§ **WORK TO BE COMPLETED**
Copy out, from the entries below, each line holding the string "peak".

-- Start of DATA TO PROCESS --

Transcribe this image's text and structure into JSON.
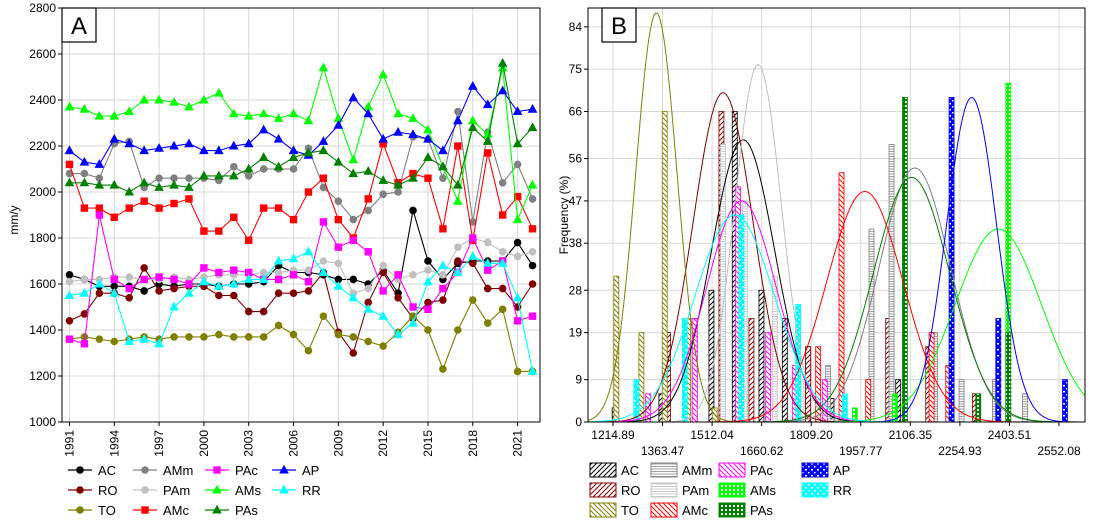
{
  "chart_data": [
    {
      "type": "line",
      "panel_label": "A",
      "ylabel": "mm/y",
      "ylim": [
        1000,
        2800
      ],
      "yticks": [
        "1000",
        "1200",
        "1400",
        "1600",
        "1800",
        "2000",
        "2200",
        "2400",
        "2600",
        "2800"
      ],
      "x": [
        1991,
        1992,
        1993,
        1994,
        1995,
        1996,
        1997,
        1998,
        1999,
        2000,
        2001,
        2002,
        2003,
        2004,
        2005,
        2006,
        2007,
        2008,
        2009,
        2010,
        2011,
        2012,
        2013,
        2014,
        2015,
        2016,
        2017,
        2018,
        2019,
        2020,
        2021,
        2022
      ],
      "xticks": [
        "1991",
        "1994",
        "1997",
        "2000",
        "2003",
        "2006",
        "2009",
        "2012",
        "2015",
        "2018",
        "2021"
      ],
      "xlim": [
        1990.5,
        2022.5
      ],
      "grid": true,
      "series": [
        {
          "name": "AC",
          "color": "#000000",
          "marker": "circle",
          "values": [
            1640,
            1620,
            1590,
            1590,
            1590,
            1570,
            1600,
            1590,
            1600,
            1600,
            1590,
            1600,
            1600,
            1610,
            1680,
            1650,
            1650,
            1640,
            1620,
            1620,
            1600,
            1660,
            1560,
            1920,
            1700,
            1620,
            1690,
            1700,
            1700,
            1700,
            1780,
            1680
          ]
        },
        {
          "name": "RO",
          "color": "#800000",
          "marker": "circle",
          "values": [
            1440,
            1470,
            1560,
            1560,
            1540,
            1670,
            1570,
            1580,
            1590,
            1590,
            1550,
            1550,
            1480,
            1480,
            1560,
            1560,
            1570,
            1650,
            1390,
            1300,
            1520,
            1650,
            1540,
            1450,
            1520,
            1530,
            1700,
            1690,
            1580,
            1580,
            1500,
            1600
          ]
        },
        {
          "name": "TO",
          "color": "#808000",
          "marker": "circle",
          "values": [
            1360,
            1370,
            1360,
            1350,
            1360,
            1370,
            1360,
            1370,
            1370,
            1370,
            1380,
            1370,
            1370,
            1370,
            1420,
            1380,
            1310,
            1460,
            1380,
            1370,
            1350,
            1330,
            1390,
            1460,
            1400,
            1230,
            1400,
            1530,
            1430,
            1490,
            1220,
            1220
          ]
        },
        {
          "name": "AMm",
          "color": "#808080",
          "marker": "circle",
          "values": [
            2080,
            2080,
            2060,
            2210,
            2220,
            2020,
            2060,
            2060,
            2060,
            2060,
            2050,
            2110,
            2070,
            2100,
            2100,
            2100,
            2190,
            2020,
            1960,
            1880,
            1920,
            1990,
            2000,
            2240,
            2230,
            2060,
            2350,
            1870,
            2260,
            2040,
            2120,
            1970
          ]
        },
        {
          "name": "PAm",
          "color": "#c0c0c0",
          "marker": "circle",
          "values": [
            1610,
            1620,
            1620,
            1630,
            1630,
            1620,
            1620,
            1630,
            1620,
            1630,
            1640,
            1640,
            1640,
            1650,
            1650,
            1660,
            1660,
            1700,
            1690,
            1560,
            1580,
            1680,
            1620,
            1640,
            1660,
            1640,
            1760,
            1800,
            1780,
            1740,
            1720,
            1740
          ]
        },
        {
          "name": "AMc",
          "color": "#ff0000",
          "marker": "square",
          "values": [
            2120,
            1930,
            1930,
            1890,
            1930,
            1960,
            1930,
            1950,
            1970,
            1830,
            1830,
            1890,
            1790,
            1930,
            1930,
            1880,
            2000,
            2060,
            1880,
            1800,
            1970,
            2210,
            2040,
            2080,
            2060,
            1840,
            2200,
            1790,
            2170,
            1900,
            1980,
            1840
          ]
        },
        {
          "name": "PAc",
          "color": "#ff00ff",
          "marker": "square",
          "values": [
            1360,
            1340,
            1900,
            1620,
            1580,
            1620,
            1630,
            1620,
            1600,
            1670,
            1650,
            1660,
            1650,
            1620,
            1620,
            1640,
            1610,
            1870,
            1760,
            1790,
            1740,
            1570,
            1640,
            1500,
            1490,
            1580,
            1650,
            1800,
            1660,
            1700,
            1440,
            1460
          ]
        },
        {
          "name": "AMs",
          "color": "#00ff00",
          "marker": "triangle",
          "values": [
            2370,
            2360,
            2330,
            2330,
            2350,
            2400,
            2400,
            2390,
            2370,
            2400,
            2430,
            2340,
            2330,
            2340,
            2320,
            2340,
            2310,
            2540,
            2320,
            2140,
            2370,
            2510,
            2340,
            2320,
            2270,
            2110,
            1960,
            2310,
            2250,
            2540,
            1880,
            2030
          ]
        },
        {
          "name": "AP",
          "color": "#0000ff",
          "marker": "triangle",
          "values": [
            2180,
            2130,
            2120,
            2230,
            2210,
            2180,
            2190,
            2200,
            2210,
            2180,
            2180,
            2200,
            2210,
            2270,
            2230,
            2180,
            2160,
            2220,
            2290,
            2410,
            2340,
            2230,
            2260,
            2250,
            2230,
            2180,
            2310,
            2460,
            2380,
            2440,
            2350,
            2360
          ]
        },
        {
          "name": "PAs",
          "color": "#008000",
          "marker": "triangle",
          "values": [
            2040,
            2040,
            2030,
            2030,
            2000,
            2040,
            2020,
            2030,
            2020,
            2070,
            2070,
            2070,
            2100,
            2150,
            2110,
            2150,
            2170,
            2180,
            2130,
            2080,
            2090,
            2050,
            2030,
            2060,
            2150,
            2110,
            2030,
            2280,
            2220,
            2560,
            2210,
            2280
          ]
        },
        {
          "name": "RR",
          "color": "#00ffff",
          "marker": "triangle",
          "values": [
            1550,
            1560,
            1600,
            1560,
            1350,
            1360,
            1340,
            1500,
            1560,
            1610,
            1590,
            1600,
            1620,
            1620,
            1700,
            1710,
            1740,
            1650,
            1590,
            1540,
            1490,
            1460,
            1380,
            1430,
            1610,
            1680,
            1650,
            1720,
            1690,
            1690,
            1540,
            1220
          ]
        }
      ]
    },
    {
      "type": "bar",
      "panel_label": "B",
      "ylabel": "Frequency (%)",
      "ylim": [
        0,
        88
      ],
      "yticks": [
        "0",
        "9",
        "19",
        "28",
        "38",
        "47",
        "56",
        "66",
        "75",
        "84"
      ],
      "xlim": [
        1140,
        2630
      ],
      "xticks": [
        "1214.89",
        "1363.47",
        "1512.04",
        "1660.62",
        "1809.20",
        "1957.77",
        "2106.35",
        "2254.93",
        "2403.51",
        "2552.08"
      ],
      "grid": true,
      "series": [
        {
          "name": "AC",
          "color": "#000000",
          "hatch": "diag-fwd",
          "bars": [
            [
              1220,
              3
            ],
            [
              1360,
              6
            ],
            [
              1510,
              28
            ],
            [
              1580,
              66
            ],
            [
              1660,
              28
            ],
            [
              1730,
              22
            ],
            [
              1800,
              16
            ],
            [
              1870,
              5
            ],
            [
              2070,
              9
            ]
          ],
          "fit": {
            "mean": 1605,
            "sd": 95,
            "peak": 60
          }
        },
        {
          "name": "RO",
          "color": "#800000",
          "hatch": "diag-fwd",
          "bars": [
            [
              1380,
              19
            ],
            [
              1460,
              22
            ],
            [
              1540,
              66
            ],
            [
              1630,
              22
            ],
            [
              1800,
              16
            ],
            [
              2040,
              22
            ],
            [
              2160,
              16
            ],
            [
              2300,
              6
            ]
          ],
          "fit": {
            "mean": 1545,
            "sd": 90,
            "peak": 70
          }
        },
        {
          "name": "TO",
          "color": "#808000",
          "hatch": "diag-back",
          "bars": [
            [
              1225,
              31
            ],
            [
              1300,
              19
            ],
            [
              1370,
              66
            ],
            [
              1440,
              22
            ],
            [
              1520,
              3
            ],
            [
              1610,
              6
            ]
          ],
          "fit": {
            "mean": 1345,
            "sd": 62,
            "peak": 87
          }
        },
        {
          "name": "AMm",
          "color": "#808080",
          "hatch": "hlines",
          "bars": [
            [
              1860,
              12
            ],
            [
              1990,
              41
            ],
            [
              2050,
              59
            ],
            [
              2180,
              19
            ],
            [
              2260,
              9
            ],
            [
              2360,
              9
            ],
            [
              2450,
              6
            ]
          ],
          "fit": {
            "mean": 2120,
            "sd": 108,
            "peak": 54
          }
        },
        {
          "name": "PAm",
          "color": "#c0c0c0",
          "hatch": "hlines",
          "bars": [
            [
              1545,
              59
            ],
            [
              1610,
              47
            ],
            [
              1700,
              31
            ],
            [
              1780,
              9
            ]
          ],
          "fit": {
            "mean": 1650,
            "sd": 70,
            "peak": 76
          }
        },
        {
          "name": "AMc",
          "color": "#ff0000",
          "hatch": "diag-back",
          "bars": [
            [
              1830,
              16
            ],
            [
              1900,
              53
            ],
            [
              1980,
              9
            ],
            [
              2170,
              19
            ],
            [
              2220,
              12
            ]
          ],
          "fit": {
            "mean": 1970,
            "sd": 115,
            "peak": 49
          }
        },
        {
          "name": "PAc",
          "color": "#ff00ff",
          "hatch": "diag-back",
          "bars": [
            [
              1320,
              6
            ],
            [
              1460,
              22
            ],
            [
              1590,
              50
            ],
            [
              1680,
              19
            ],
            [
              1760,
              12
            ],
            [
              1850,
              9
            ]
          ],
          "fit": {
            "mean": 1600,
            "sd": 105,
            "peak": 47
          }
        },
        {
          "name": "AMs",
          "color": "#00ff00",
          "hatch": "grid",
          "bars": [
            [
              1940,
              3
            ],
            [
              2060,
              6
            ],
            [
              2230,
              22
            ],
            [
              2400,
              72
            ]
          ],
          "fit": {
            "mean": 2370,
            "sd": 130,
            "peak": 41
          }
        },
        {
          "name": "PAs",
          "color": "#008000",
          "hatch": "grid",
          "bars": [
            [
              2090,
              69
            ],
            [
              2310,
              6
            ],
            [
              2400,
              19
            ]
          ],
          "fit": {
            "mean": 2110,
            "sd": 115,
            "peak": 52
          }
        },
        {
          "name": "AP",
          "color": "#0000ff",
          "hatch": "bricks",
          "bars": [
            [
              2230,
              69
            ],
            [
              2370,
              22
            ],
            [
              2570,
              9
            ]
          ],
          "fit": {
            "mean": 2290,
            "sd": 75,
            "peak": 69
          }
        },
        {
          "name": "RR",
          "color": "#00ffff",
          "hatch": "bricks",
          "bars": [
            [
              1285,
              9
            ],
            [
              1430,
              22
            ],
            [
              1600,
              44
            ],
            [
              1770,
              25
            ],
            [
              1910,
              6
            ]
          ],
          "fit": {
            "mean": 1580,
            "sd": 120,
            "peak": 44
          }
        }
      ]
    }
  ]
}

-- End of DATA TO PROCESS --

§ **PROBLEM SOLUTION**
            "peak": 60
            "peak": 70
            "peak": 87
            "peak": 54
            "peak": 76
            "peak": 49
            "peak": 47
            "peak": 41
            "peak": 52
            "peak": 69
            "peak": 44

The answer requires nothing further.